Task objective
Filter these entries, keeping only lines that hold the word "white".

Exercise data
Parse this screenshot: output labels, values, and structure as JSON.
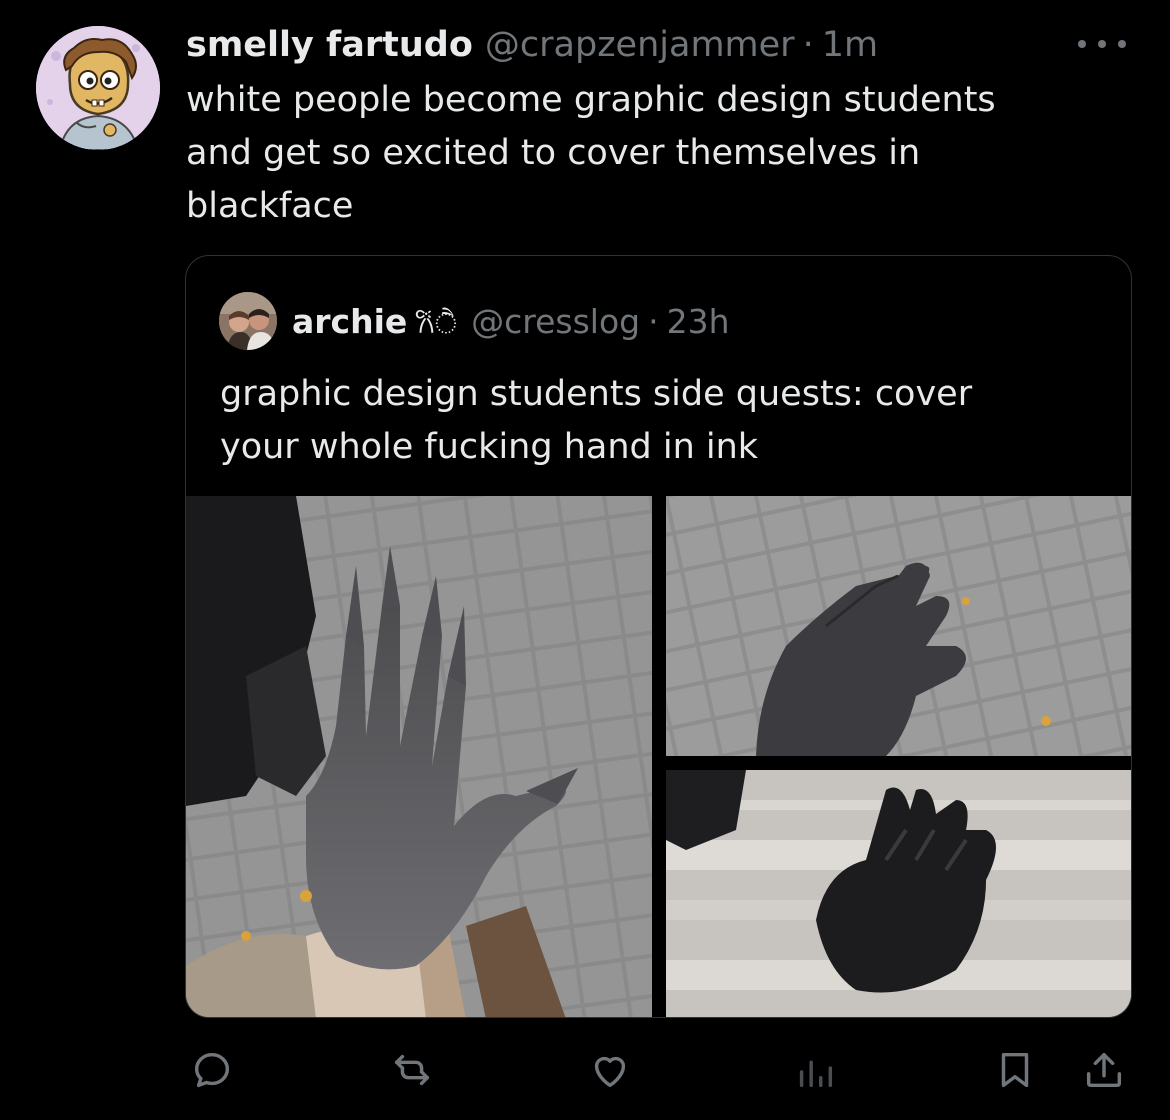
{
  "post": {
    "author_name": "smelly fartudo",
    "author_handle": "@crapzenjammer",
    "separator": "·",
    "timestamp": "1m",
    "text": "white people become graphic design students\nand get so excited to cover themselves in\nblackface"
  },
  "quoted_post": {
    "author_name": "archie",
    "author_emoji": "𐙚ੈ",
    "author_handle": "@cresslog",
    "separator": "·",
    "timestamp": "23h",
    "text": "graphic design students side quests: cover\nyour whole fucking hand in ink",
    "media": [
      {
        "alt": "ink-covered hand with long pointed black nails held over grey paving stones"
      },
      {
        "alt": "ink-covered hand with long nails over paving stones"
      },
      {
        "alt": "ink-covered hand with curled fingers over white tiled steps"
      }
    ]
  },
  "actions": {
    "reply_icon": "reply-icon",
    "repost_icon": "repost-icon",
    "like_icon": "like-icon",
    "views_icon": "views-icon",
    "bookmark_icon": "bookmark-icon",
    "share_icon": "share-icon"
  },
  "colors": {
    "background": "#000000",
    "text_primary": "#e7e9ea",
    "text_secondary": "#71767b",
    "border": "#2f3336"
  }
}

Completed exercise
    "text": "white people become graphic design students\nand get so excited to cover themselves in\nblackface"
        "alt": "ink-covered hand with curled fingers over white tiled steps"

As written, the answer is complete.